# Prompt:
Give the material once more, word for word, without any images.
----
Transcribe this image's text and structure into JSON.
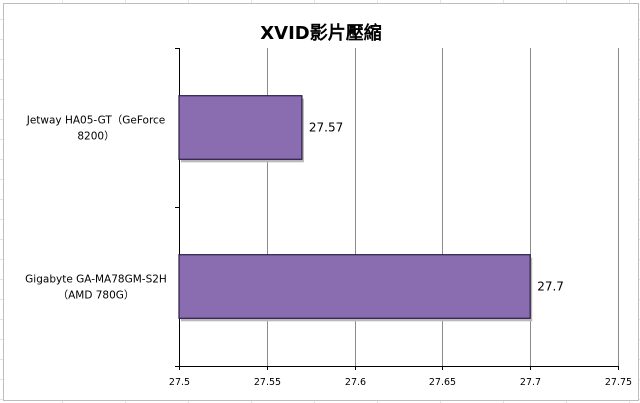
{
  "chart_data": {
    "type": "bar",
    "orientation": "horizontal",
    "title": "XVID影片壓縮",
    "categories": [
      [
        "Jetway HA05-GT（GeForce",
        "8200）"
      ],
      [
        "Gigabyte GA-MA78GM-S2H",
        "（AMD 780G）"
      ]
    ],
    "values": [
      27.57,
      27.7
    ],
    "data_labels": [
      "27.57",
      "27.7"
    ],
    "xlim": [
      27.5,
      27.75
    ],
    "x_ticks": [
      "27.5",
      "27.55",
      "27.6",
      "27.65",
      "27.7",
      "27.75"
    ],
    "xlabel": "",
    "ylabel": "",
    "grid": true,
    "legend": "none",
    "colors": {
      "bar_fill": "#8a6db1",
      "bar_edge": "#2a1a44",
      "gridline": "#8c8c8c"
    }
  }
}
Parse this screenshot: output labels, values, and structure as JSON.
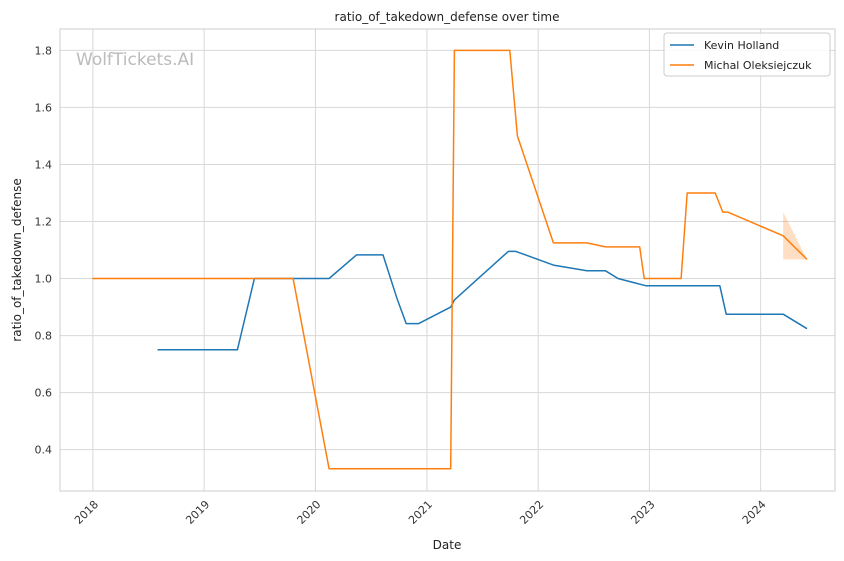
----
# Expected answer:
Transcribe this image's text and structure into JSON.
{
  "chart_data": {
    "type": "bar",
    "orientation": "horizontal",
    "title": "XVID影片壓縮",
    "categories": [
      [
        "Jetway HA05-GT（GeForce",
        "8200）"
      ],
      [
        "Gigabyte GA-MA78GM-S2H",
        "（AMD 780G）"
      ]
    ],
    "values": [
      27.57,
      27.7
    ],
    "data_labels": [
      "27.57",
      "27.7"
    ],
    "xlim": [
      27.5,
      27.75
    ],
    "x_ticks": [
      "27.5",
      "27.55",
      "27.6",
      "27.65",
      "27.7",
      "27.75"
    ],
    "xlabel": "",
    "ylabel": "",
    "grid": true,
    "legend": "none",
    "colors": {
      "bar_fill": "#8a6db1",
      "bar_edge": "#2a1a44",
      "gridline": "#8c8c8c"
    }
  }
}
Parse this screenshot: output labels, values, and structure as JSON.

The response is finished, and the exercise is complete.